##### EXTRACTED DATA #####

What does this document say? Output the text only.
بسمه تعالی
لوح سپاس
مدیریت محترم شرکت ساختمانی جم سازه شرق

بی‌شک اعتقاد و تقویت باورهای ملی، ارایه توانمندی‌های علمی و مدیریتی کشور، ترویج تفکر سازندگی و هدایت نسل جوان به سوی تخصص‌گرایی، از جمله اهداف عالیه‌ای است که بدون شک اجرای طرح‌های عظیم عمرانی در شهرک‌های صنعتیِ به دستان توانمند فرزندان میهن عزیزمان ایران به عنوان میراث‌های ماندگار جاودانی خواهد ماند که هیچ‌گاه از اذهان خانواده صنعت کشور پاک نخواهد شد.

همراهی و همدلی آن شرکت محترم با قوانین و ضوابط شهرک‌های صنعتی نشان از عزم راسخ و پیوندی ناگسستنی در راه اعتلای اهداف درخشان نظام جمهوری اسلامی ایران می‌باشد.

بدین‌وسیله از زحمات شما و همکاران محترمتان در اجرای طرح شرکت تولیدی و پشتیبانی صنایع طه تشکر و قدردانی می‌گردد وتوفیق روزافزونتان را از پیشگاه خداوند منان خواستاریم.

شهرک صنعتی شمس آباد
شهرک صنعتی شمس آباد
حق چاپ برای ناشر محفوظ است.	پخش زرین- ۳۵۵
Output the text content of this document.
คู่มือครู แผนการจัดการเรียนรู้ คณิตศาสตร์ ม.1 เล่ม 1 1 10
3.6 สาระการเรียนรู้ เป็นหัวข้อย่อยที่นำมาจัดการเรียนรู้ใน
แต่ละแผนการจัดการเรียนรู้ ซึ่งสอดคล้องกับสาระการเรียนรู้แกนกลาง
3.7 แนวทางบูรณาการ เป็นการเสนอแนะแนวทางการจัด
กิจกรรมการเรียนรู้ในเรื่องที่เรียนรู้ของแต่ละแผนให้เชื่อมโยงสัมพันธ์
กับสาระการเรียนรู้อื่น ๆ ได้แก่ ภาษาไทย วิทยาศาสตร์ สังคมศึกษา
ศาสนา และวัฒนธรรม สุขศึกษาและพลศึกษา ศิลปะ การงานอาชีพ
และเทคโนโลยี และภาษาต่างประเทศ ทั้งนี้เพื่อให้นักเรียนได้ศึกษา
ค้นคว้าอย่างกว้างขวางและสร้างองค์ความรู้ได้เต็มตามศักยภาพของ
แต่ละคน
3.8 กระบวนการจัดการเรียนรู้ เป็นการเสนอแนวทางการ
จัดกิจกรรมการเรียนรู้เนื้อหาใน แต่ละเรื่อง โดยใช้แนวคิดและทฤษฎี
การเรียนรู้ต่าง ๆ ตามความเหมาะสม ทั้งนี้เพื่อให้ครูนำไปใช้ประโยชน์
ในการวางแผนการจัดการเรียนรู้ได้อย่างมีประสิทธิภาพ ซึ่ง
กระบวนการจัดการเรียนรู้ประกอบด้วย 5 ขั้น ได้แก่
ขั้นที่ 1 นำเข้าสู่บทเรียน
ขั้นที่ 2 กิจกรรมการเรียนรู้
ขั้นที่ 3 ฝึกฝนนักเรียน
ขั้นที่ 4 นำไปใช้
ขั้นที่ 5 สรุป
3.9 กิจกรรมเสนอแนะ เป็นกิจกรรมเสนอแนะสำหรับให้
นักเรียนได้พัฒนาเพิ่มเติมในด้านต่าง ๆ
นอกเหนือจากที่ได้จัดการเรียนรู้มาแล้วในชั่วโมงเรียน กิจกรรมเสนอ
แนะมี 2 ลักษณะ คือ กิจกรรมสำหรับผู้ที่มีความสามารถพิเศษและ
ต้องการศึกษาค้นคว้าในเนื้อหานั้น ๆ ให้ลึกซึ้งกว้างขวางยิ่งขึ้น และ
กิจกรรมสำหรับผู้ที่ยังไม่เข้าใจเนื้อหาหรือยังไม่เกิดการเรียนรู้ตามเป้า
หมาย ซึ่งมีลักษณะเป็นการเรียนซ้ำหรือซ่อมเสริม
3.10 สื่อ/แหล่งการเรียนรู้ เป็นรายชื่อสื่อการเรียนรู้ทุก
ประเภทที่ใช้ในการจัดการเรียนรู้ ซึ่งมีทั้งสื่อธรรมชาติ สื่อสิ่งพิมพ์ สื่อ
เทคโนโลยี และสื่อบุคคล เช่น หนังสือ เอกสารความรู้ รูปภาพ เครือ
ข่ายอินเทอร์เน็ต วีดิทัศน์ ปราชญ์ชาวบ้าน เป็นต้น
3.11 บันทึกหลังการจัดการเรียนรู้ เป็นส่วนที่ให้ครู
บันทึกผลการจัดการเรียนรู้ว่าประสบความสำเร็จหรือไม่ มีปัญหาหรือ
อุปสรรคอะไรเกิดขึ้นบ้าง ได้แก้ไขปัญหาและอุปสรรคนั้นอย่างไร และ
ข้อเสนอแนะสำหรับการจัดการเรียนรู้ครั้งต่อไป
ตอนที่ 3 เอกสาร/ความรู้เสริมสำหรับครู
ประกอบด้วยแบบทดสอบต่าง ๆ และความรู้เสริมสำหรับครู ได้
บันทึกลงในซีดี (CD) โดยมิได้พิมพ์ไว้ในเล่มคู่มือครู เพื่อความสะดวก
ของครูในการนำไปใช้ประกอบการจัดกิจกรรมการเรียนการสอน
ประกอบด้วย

#####

# GIVEN INSTRUCTION
Every line of the records that includes the word "ยนได" should be gathered.

# SOLUTION FOR THIS PROBLEM
และเทคโนโลยี และภาษาต่างประเทศ ทั้งนี้เพื่อให้นักเรียนได้ศึกษา
นักเรียนได้พัฒนาเพิ่มเติมในด้านต่าง ๆ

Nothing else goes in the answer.